*EXERCISE REQUIREMENTS:* Leave the pictures out and print every record below exactly as it stands.

*AVAILABLE RECORDS:*

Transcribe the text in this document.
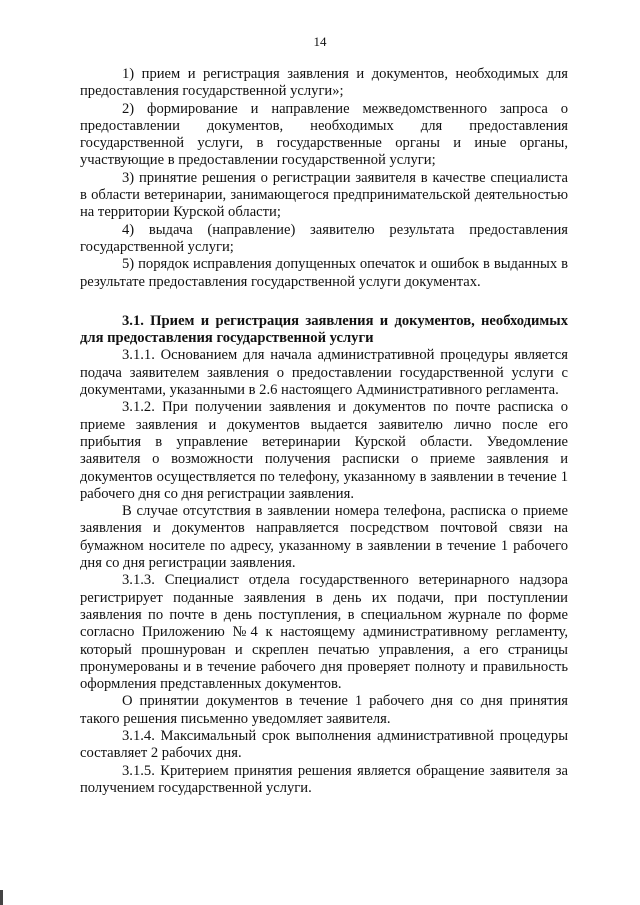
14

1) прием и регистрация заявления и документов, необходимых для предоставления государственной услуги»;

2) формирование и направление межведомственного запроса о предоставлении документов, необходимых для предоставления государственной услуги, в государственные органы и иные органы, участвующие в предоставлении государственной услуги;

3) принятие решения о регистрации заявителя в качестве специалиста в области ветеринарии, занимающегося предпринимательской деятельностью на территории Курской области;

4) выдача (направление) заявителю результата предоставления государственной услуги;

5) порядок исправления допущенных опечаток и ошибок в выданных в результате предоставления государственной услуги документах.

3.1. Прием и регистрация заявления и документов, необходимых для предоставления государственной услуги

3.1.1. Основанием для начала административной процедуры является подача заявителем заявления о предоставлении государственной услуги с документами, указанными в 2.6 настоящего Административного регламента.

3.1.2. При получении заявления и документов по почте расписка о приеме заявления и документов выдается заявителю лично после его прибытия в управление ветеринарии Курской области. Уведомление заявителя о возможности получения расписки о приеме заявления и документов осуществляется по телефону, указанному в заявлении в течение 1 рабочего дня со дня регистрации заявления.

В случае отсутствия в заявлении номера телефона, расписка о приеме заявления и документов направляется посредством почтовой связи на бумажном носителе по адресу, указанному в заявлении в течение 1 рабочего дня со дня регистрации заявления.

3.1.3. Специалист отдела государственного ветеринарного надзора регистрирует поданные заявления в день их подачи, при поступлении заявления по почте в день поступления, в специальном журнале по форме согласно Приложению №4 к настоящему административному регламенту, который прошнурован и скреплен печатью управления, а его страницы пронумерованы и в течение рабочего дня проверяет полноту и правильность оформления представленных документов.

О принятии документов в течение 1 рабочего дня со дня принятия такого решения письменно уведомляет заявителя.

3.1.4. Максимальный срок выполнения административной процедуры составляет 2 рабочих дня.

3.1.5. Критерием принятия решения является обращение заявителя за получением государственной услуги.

*ANSWER FOR THIS EXERCISE:*
Transcribe the text in this document.
14

1) прием и регистрация заявления и документов, необходимых для предоставления государственной услуги»;

2) формирование и направление межведомственного запроса о предоставлении документов, необходимых для предоставления государственной услуги, в государственные органы и иные органы, участвующие в предоставлении государственной услуги;

3) принятие решения о регистрации заявителя в качестве специалиста в области ветеринарии, занимающегося предпринимательской деятельностью на территории Курской области;

4) выдача (направление) заявителю результата предоставления государственной услуги;

5) порядок исправления допущенных опечаток и ошибок в выданных в результате предоставления государственной услуги документах.

3.1. Прием и регистрация заявления и документов, необходимых для предоставления государственной услуги

3.1.1. Основанием для начала административной процедуры является подача заявителем заявления о предоставлении государственной услуги с документами, указанными в 2.6 настоящего Административного регламента.

3.1.2. При получении заявления и документов по почте расписка о приеме заявления и документов выдается заявителю лично после его прибытия в управление ветеринарии Курской области. Уведомление заявителя о возможности получения расписки о приеме заявления и документов осуществляется по телефону, указанному в заявлении в течение 1 рабочего дня со дня регистрации заявления.

В случае отсутствия в заявлении номера телефона, расписка о приеме заявления и документов направляется посредством почтовой связи на бумажном носителе по адресу, указанному в заявлении в течение 1 рабочего дня со дня регистрации заявления.

3.1.3. Специалист отдела государственного ветеринарного надзора регистрирует поданные заявления в день их подачи, при поступлении заявления по почте в день поступления, в специальном журнале по форме согласно Приложению №4 к настоящему административному регламенту, который прошнурован и скреплен печатью управления, а его страницы пронумерованы и в течение рабочего дня проверяет полноту и правильность оформления представленных документов.

О принятии документов в течение 1 рабочего дня со дня принятия такого решения письменно уведомляет заявителя.

3.1.4. Максимальный срок выполнения административной процедуры составляет 2 рабочих дня.

3.1.5. Критерием принятия решения является обращение заявителя за получением государственной услуги.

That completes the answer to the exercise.